内容提要:平台对平台内数据享有什么权益是判断数据爬取行为正当性的前提问题。平台对不同形态的数据投入的劳动和资金具有显著的不同,应进行分类保护。用户直接生成展示在网页上的数据,具有原始性和公开性的特征,应采用竞争性权益的保护方式;而平台进行适度处理可供商业化利用并采用密码等保护措施仅向特定人提供的数据,可采用财产性权益的保护路径,对数据爬取不正当竞争行为的认定应由此而展开。司法实践中形成的“三重授权”规则是财产性权益的保护方式,而“实质性替代”和“破坏性利用”规则是竞争性权益的保护方式,我国在构建数据不正当竞争的法律规则时,应总结司法经验并对其进行优化和完善。

关键词:数据爬取;不正当竞争;数据权益

目次

一、裁判规则的演化与争议

二、平台的数据权益与控制权的合法性

三、数据不正当竞争行为的认定

四、数据不正当竞争规则的构建

五、结语


2022年12月2日,中共中央、国务院发布《关于构建数据基础制度更好发挥数据要素作用的意见》,提出“探索有利于数据安全保护、有效利用、合规流通的产权制度和市场体系。”当下《反不正当竞争法》第三次修订正在紧锣密鼓地进行之中,数据不正当竞争条款是此次修订的重点和亮点。在大数据时代的背景下,数据权益保护日益成为学术研究的热点,学界涌现了大量有关数据爬取和数据不正当竞争行为的研究,但对于具体的数据利用准则仍未有相对一致的看法,最新发布的《反不正当竞争法(修订草案征求意见稿)》的数据竞争条款也引发了较多的争议。本文通过总结归纳近年来司法实践中形成的裁判规则,尝试在反思、批判的基础上提出数据不正当竞争的认定方法,以期为法律规则的构建提供参考。


裁判规则的演化与争议


数据不正当竞争裁判规则的发展与数据经济价值的变化和数据竞争形势的演变密切相关。纵观我国对数据爬取行为的司法裁判历史,可以发现不同时期规制重点有所不同,由此演化出几种不同的裁判规则。


(一)数据的产品市场阶段:“实质性替代”规则


在数据市场早期,数据的利用方式主要是原生性使用,即将数据作为产品直接提供给大众,满足人们的各种需求,例如媒体网站提供新闻信息,生活网站提供消费、娱乐等信息,影视网站提供影视剧作品,我们可以称之为数据的产品市场阶段。在此阶段经营者之间的数据竞争主要表现为同类数据产品经营者之间因盗用网站内容而产生的横向竞争。从2011年大众点评诉爱帮网开始,出现了一系列数据抓取的不正当竞争案件,如大众点评诉百度、百度诉奇虎、腾讯诉头条、抖音诉刷宝app等,其主要的争议是竞争者抓取他人经营的网站上的文字、图片、视频等数字资源作为自己的网站内容呈现给大众,由此引发的不正当竞争案件。在这些案件中,法院确立了“实质性替代”标准,认为“利用他人网站的信息不得造成对该网站的市场替代”。

*任务要求*:
1 - 复述引用段落中的一段,从含有"四、数据不正当竞争规则的构建"的词句开始,到"期为法律规则的构建提供参考。"为止,并将其中的"热点"换成"焦点"。
2 - 依据引用段落,判断以下各项陈述是否与之相符,逐项回答"是"或"否",并原文引出起决定作用的词句:(a)"三重授权"规则属于竞争性权益的保护方式;(b)大众点评诉爱帮网一案始于2011年;(c)用户直接生成并展示在网页上的数据应采用财产性权益的保护方式。
这些条目取自另一来源。

*所给信息*:

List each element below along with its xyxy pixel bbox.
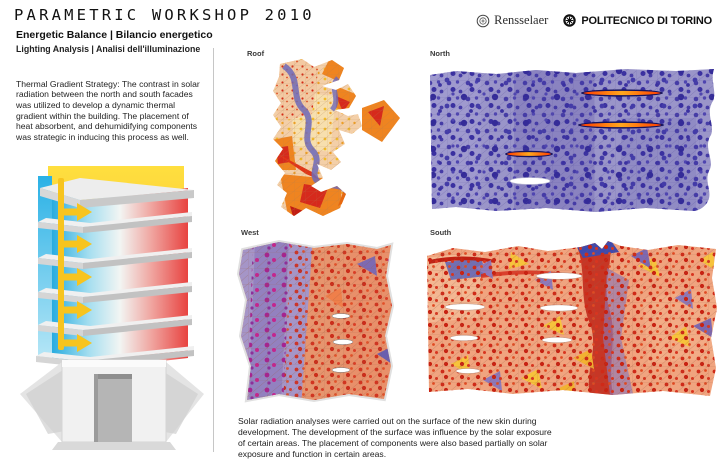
column-divider xyxy=(213,48,214,452)
rensselaer-logo: Rensselaer xyxy=(476,13,548,28)
south-map-label: South xyxy=(430,228,452,237)
institution-logos: Rensselaer POLITECNICO DI TORINO xyxy=(476,13,712,28)
page-subtitle: Energetic Balance | Bilancio energetico xyxy=(16,29,213,41)
page-title: PARAMETRIC WORKSHOP 2010 xyxy=(14,6,315,24)
politecnico-logo: POLITECNICO DI TORINO xyxy=(562,13,712,28)
north-window-slits xyxy=(505,89,664,185)
west-map xyxy=(236,239,395,403)
entrance-opening xyxy=(94,374,132,442)
rensselaer-wordmark: Rensselaer xyxy=(494,13,549,27)
politecnico-wordmark: POLITECNICO DI TORINO xyxy=(581,14,712,27)
west-window-slits xyxy=(331,313,354,373)
west-map-label: West xyxy=(241,228,259,237)
building-section-illustration xyxy=(20,166,204,450)
north-map xyxy=(430,69,715,212)
roof-map xyxy=(273,59,400,216)
north-map-label: North xyxy=(430,49,450,58)
airflow-arrows xyxy=(58,178,92,352)
thermal-strategy-text: Thermal Gradient Strategy: The contrast … xyxy=(16,78,200,142)
caption-text: Solar radiation analyses were carried ou… xyxy=(238,415,552,460)
south-window-slits xyxy=(444,272,583,374)
south-map xyxy=(427,241,717,396)
page-tagline: Lighting Analysis | Analisi dell'illumin… xyxy=(16,44,201,54)
roof-map-right-facet xyxy=(362,100,400,142)
roof-map-label: Roof xyxy=(247,49,265,58)
rensselaer-seal-icon xyxy=(476,14,490,27)
politecnico-gear-icon xyxy=(563,14,577,27)
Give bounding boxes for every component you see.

*正确答案*:
1 -
四、数据不正当竞争规则的构建

五、结语


2022年12月2日,中共中央、国务院发布《关于构建数据基础制度更好发挥数据要素作用的意见》,提出“探索有利于数据安全保护、有效利用、合规流通的产权制度和市场体系。”当下《反不正当竞争法》第三次修订正在紧锣密鼓地进行之中,数据不正当竞争条款是此次修订的重点和亮点。在大数据时代的背景下,数据权益保护日益成为学术研究的焦点,学界涌现了大量有关数据爬取和数据不正当竞争行为的研究,但对于具体的数据利用准则仍未有相对一致的看法,最新发布的《反不正当竞争法(修订草案征求意见稿)》的数据竞争条款也引发了较多的争议。本文通过总结归纳近年来司法实践中形成的裁判规则,尝试在反思、批判的基础上提出数据不正当竞争的认定方法,以期为法律规则的构建提供参考。

2 -
(a)否:"“三重授权”规则是财产性权益的保护方式"
(b)是:"从2011年大众点评诉爱帮网开始"
(c)否:"用户直接生成展示在网页上的数据,具有原始性和公开性的特征,应采用竞争性权益的保护方式"